Write the material out again in full, word for word. Do not include the pictures.
################
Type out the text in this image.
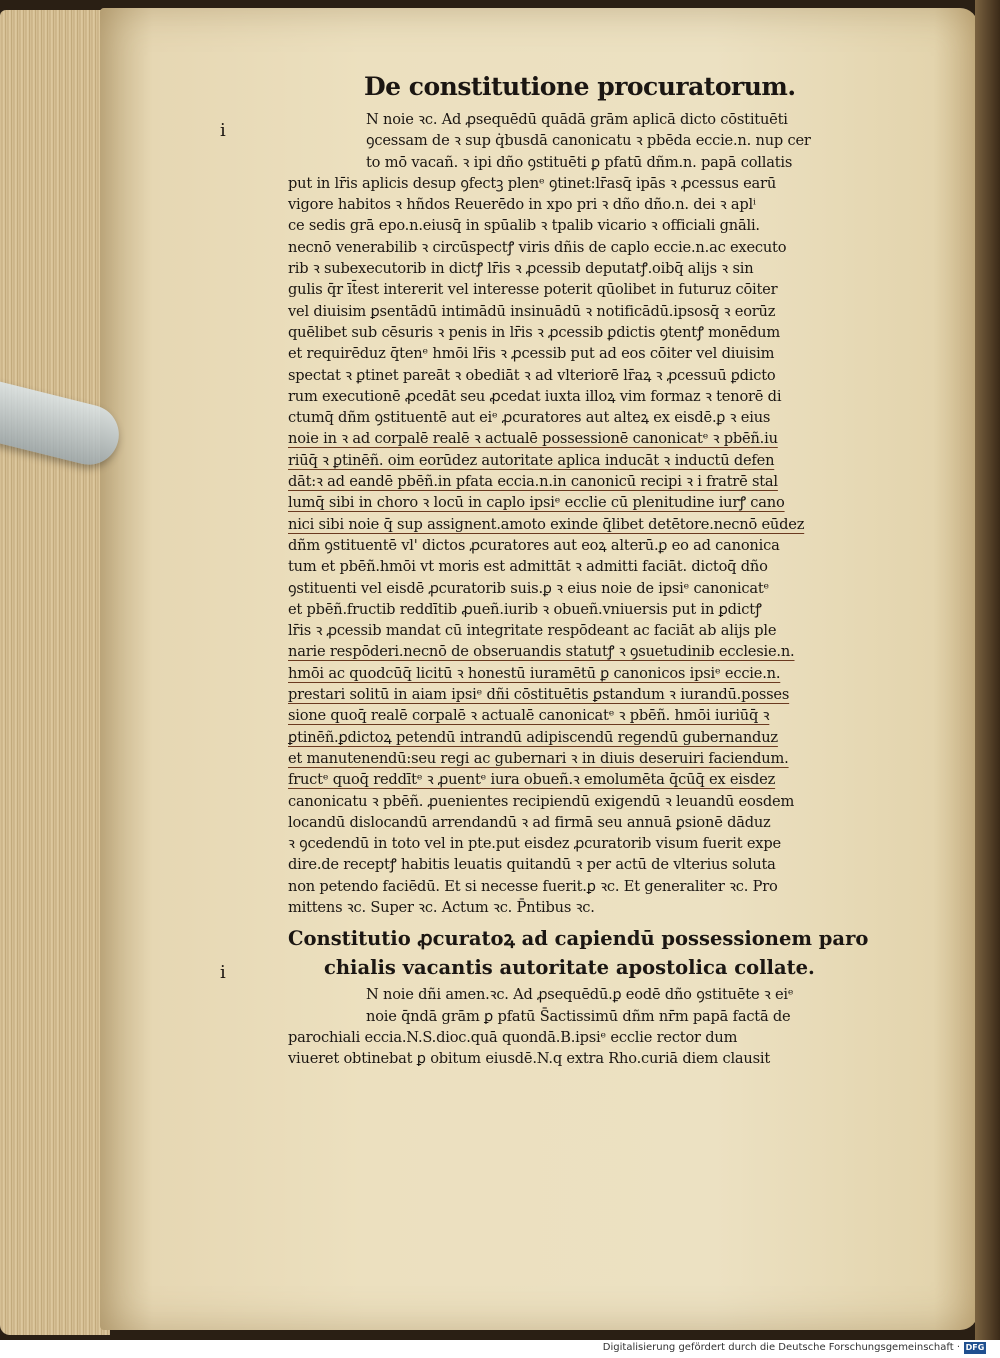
i
i
De constitutione procuratorum.

N noie ꝛc. Ad ꝓsequēdū quādā grām aplicā dicto cōstituēti

ꝯcessam de ꝛ sup q̇busdā canonicatu ꝛ pbēda eccie.n. nup cer

to mō vacañ. ꝛ ipi dño ꝯstituēti ꝑ pfatū dñm.n. papā collatis

put in lr̄is aplicis desup ꝯfectꝫ plenᵉ ꝯtinet:lr̄asq̄ ipās ꝛ ꝓcessus earū

vigore habitos ꝛ hñdos Reuerēdo in xpo pri ꝛ dño dño.n. dei ꝛ aplⁱ

ce sedis grā epo.n.eiusq̄ in spūalib ꝛ tpalib vicario ꝛ officiali gnāli.

necnō venerabilib ꝛ circūspectꝭ viris dñis de caplo eccie.n.ac executo

rib ꝛ subexecutorib in dictꝭ lr̄is ꝛ ꝓcessib deputatꝭ.oibq̄ alijs ꝛ sin

gulis q̄r īt̄est intererit vel interesse poterit qūolibet in futuruz cōiter

vel diuisim ꝑsentādū intimādū insinuādū ꝛ notificādū.ipsosq̄ ꝛ eorūz

quēlibet sub cēsuris ꝛ penis in lr̄is ꝛ ꝓcessib ꝑdictis ꝯtentꝭ monēdum

et requirēduz q̄tenᵉ hmōi lr̄is ꝛ ꝓcessib put ad eos cōiter vel diuisim

spectat ꝛ ꝑtinet pareāt ꝛ obediāt ꝛ ad vlteriorē lr̄aꝝ ꝛ ꝓcessuū ꝑdicto

rum executionē ꝓcedāt seu ꝓcedat iuxta illoꝝ vim formaz ꝛ tenorē di

ctumq̄ dñm ꝯstituentē aut eiᵉ ꝓcuratores aut alteꝝ ex eisdē.ꝑ ꝛ eius

noie in ꝛ ad corpalē realē ꝛ actualē possessionē canonicatᵉ ꝛ pbēñ.iu

riūq̄ ꝛ ꝑtinēñ. oim eorūdez autoritate aplica inducāt ꝛ inductū defen

dāt:ꝛ ad eandē pbēñ.in pfata eccia.n.in canonicū recipi ꝛ i fratrē stal

lumq̄ sibi in choro ꝛ locū in caplo ipsiᵉ ecclie cū plenitudine iurꝭ cano

nici sibi noie q̄ sup assignent.amoto exinde q̄libet detētore.necnō eūdez

dñm ꝯstituentē vl' dictos ꝓcuratores aut eoꝝ alterū.ꝑ eo ad canonica

tum et pbēñ.hmōi vt moris est admittāt ꝛ admitti faciāt. dictoq̄ dño

ꝯstituenti vel eisdē ꝓcuratorib suis.ꝑ ꝛ eius noie de ipsiᵉ canonicatᵉ

et pbēñ.fructib reddītib ꝓueñ.iurib ꝛ obueñ.vniuersis put in ꝑdictꝭ

lr̄is ꝛ ꝓcessib mandat cū integritate respōdeant ac faciāt ab alijs ple

narie respōderi.necnō de obseruandis statutꝭ ꝛ ꝯsuetudinib ecclesie.n.

hmōi ac quodcūq̄ licitū ꝛ honestū iuramētū ꝑ canonicos ipsiᵉ eccie.n.

prestari solitū in aiam ipsiᵉ dñi cōstituētis ꝑstandum ꝛ iurandū.posses

sione quoq̄ realē corpalē ꝛ actualē canonicatᵉ ꝛ pbēñ. hmōi iuriūq̄ ꝛ

ꝑtinēñ.ꝑdictoꝝ petendū intrandū adipiscendū regendū gubernanduz

et manutenendū:seu regi ac gubernari ꝛ in diuis deseruiri faciendum.

fructᵉ quoq̄ reddītᵉ ꝛ ꝓuentᵉ iura obueñ.ꝛ emolumēta q̄cūq̄ ex eisdez

canonicatu ꝛ pbēñ. ꝓuenientes recipiendū exigendū ꝛ leuandū eosdem

locandū dislocandū arrendandū ꝛ ad firmā seu annuā ꝑsionē dāduz

ꝛ ꝯcedendū in toto vel in pte.put eisdez ꝓcuratorib visum fuerit expe

dire.de receptꝭ habitis leuatis quitandū ꝛ per actū de vlterius soluta

non petendo faciēdū. Et si necesse fuerit.ꝑ ꝛc. Et generaliter ꝛc. Pro

mittens ꝛc. Super ꝛc. Actum ꝛc. P̄ntibus ꝛc.

Constitutio ꝓcuratoꝝ ad capiendū possessionem paro
chialis vacantis autoritate apostolica collate.

N noie dñi amen.ꝛc. Ad ꝓsequēdū.ꝑ eodē dño ꝯstituēte ꝛ eiᵉ

noie q̄ndā grām ꝑ pfatū S̄actissimū dñm nr̄m papā factā de

parochiali eccia.N.S.dioc.quā quondā.B.ipsiᵉ ecclie rector dum

viueret obtinebat ꝑ obitum eiusdē.N.q extra Rho.curiā diem clausit

Digitalisierung gefördert durch die Deutsche Forschungsgemeinschaft · DFG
################
Answer below
Type out the text in this image.
i
i
De constitutione procuratorum.

N noie ꝛc. Ad ꝓsequēdū quādā grām aplicā dicto cōstituēti

ꝯcessam de ꝛ sup q̇busdā canonicatu ꝛ pbēda eccie.n. nup cer

to mō vacañ. ꝛ ipi dño ꝯstituēti ꝑ pfatū dñm.n. papā collatis

put in lr̄is aplicis desup ꝯfectꝫ plenᵉ ꝯtinet:lr̄asq̄ ipās ꝛ ꝓcessus earū

vigore habitos ꝛ hñdos Reuerēdo in xpo pri ꝛ dño dño.n. dei ꝛ aplⁱ

ce sedis grā epo.n.eiusq̄ in spūalib ꝛ tpalib vicario ꝛ officiali gnāli.

necnō venerabilib ꝛ circūspectꝭ viris dñis de caplo eccie.n.ac executo

rib ꝛ subexecutorib in dictꝭ lr̄is ꝛ ꝓcessib deputatꝭ.oibq̄ alijs ꝛ sin

gulis q̄r īt̄est intererit vel interesse poterit qūolibet in futuruz cōiter

vel diuisim ꝑsentādū intimādū insinuādū ꝛ notificādū.ipsosq̄ ꝛ eorūz

quēlibet sub cēsuris ꝛ penis in lr̄is ꝛ ꝓcessib ꝑdictis ꝯtentꝭ monēdum

et requirēduz q̄tenᵉ hmōi lr̄is ꝛ ꝓcessib put ad eos cōiter vel diuisim

spectat ꝛ ꝑtinet pareāt ꝛ obediāt ꝛ ad vlteriorē lr̄aꝝ ꝛ ꝓcessuū ꝑdicto

rum executionē ꝓcedāt seu ꝓcedat iuxta illoꝝ vim formaz ꝛ tenorē di

ctumq̄ dñm ꝯstituentē aut eiᵉ ꝓcuratores aut alteꝝ ex eisdē.ꝑ ꝛ eius

noie in ꝛ ad corpalē realē ꝛ actualē possessionē canonicatᵉ ꝛ pbēñ.iu

riūq̄ ꝛ ꝑtinēñ. oim eorūdez autoritate aplica inducāt ꝛ inductū defen

dāt:ꝛ ad eandē pbēñ.in pfata eccia.n.in canonicū recipi ꝛ i fratrē stal

lumq̄ sibi in choro ꝛ locū in caplo ipsiᵉ ecclie cū plenitudine iurꝭ cano

nici sibi noie q̄ sup assignent.amoto exinde q̄libet detētore.necnō eūdez

dñm ꝯstituentē vl' dictos ꝓcuratores aut eoꝝ alterū.ꝑ eo ad canonica

tum et pbēñ.hmōi vt moris est admittāt ꝛ admitti faciāt. dictoq̄ dño

ꝯstituenti vel eisdē ꝓcuratorib suis.ꝑ ꝛ eius noie de ipsiᵉ canonicatᵉ

et pbēñ.fructib reddītib ꝓueñ.iurib ꝛ obueñ.vniuersis put in ꝑdictꝭ

lr̄is ꝛ ꝓcessib mandat cū integritate respōdeant ac faciāt ab alijs ple

narie respōderi.necnō de obseruandis statutꝭ ꝛ ꝯsuetudinib ecclesie.n.

hmōi ac quodcūq̄ licitū ꝛ honestū iuramētū ꝑ canonicos ipsiᵉ eccie.n.

prestari solitū in aiam ipsiᵉ dñi cōstituētis ꝑstandum ꝛ iurandū.posses

sione quoq̄ realē corpalē ꝛ actualē canonicatᵉ ꝛ pbēñ. hmōi iuriūq̄ ꝛ

ꝑtinēñ.ꝑdictoꝝ petendū intrandū adipiscendū regendū gubernanduz

et manutenendū:seu regi ac gubernari ꝛ in diuis deseruiri faciendum.

fructᵉ quoq̄ reddītᵉ ꝛ ꝓuentᵉ iura obueñ.ꝛ emolumēta q̄cūq̄ ex eisdez

canonicatu ꝛ pbēñ. ꝓuenientes recipiendū exigendū ꝛ leuandū eosdem

locandū dislocandū arrendandū ꝛ ad firmā seu annuā ꝑsionē dāduz

ꝛ ꝯcedendū in toto vel in pte.put eisdez ꝓcuratorib visum fuerit expe

dire.de receptꝭ habitis leuatis quitandū ꝛ per actū de vlterius soluta

non petendo faciēdū. Et si necesse fuerit.ꝑ ꝛc. Et generaliter ꝛc. Pro

mittens ꝛc. Super ꝛc. Actum ꝛc. P̄ntibus ꝛc.

Constitutio ꝓcuratoꝝ ad capiendū possessionem paro
chialis vacantis autoritate apostolica collate.

N noie dñi amen.ꝛc. Ad ꝓsequēdū.ꝑ eodē dño ꝯstituēte ꝛ eiᵉ

noie q̄ndā grām ꝑ pfatū S̄actissimū dñm nr̄m papā factā de

parochiali eccia.N.S.dioc.quā quondā.B.ipsiᵉ ecclie rector dum

viueret obtinebat ꝑ obitum eiusdē.N.q extra Rho.curiā diem clausit

Digitalisierung gefördert durch die Deutsche Forschungsgemeinschaft · DFG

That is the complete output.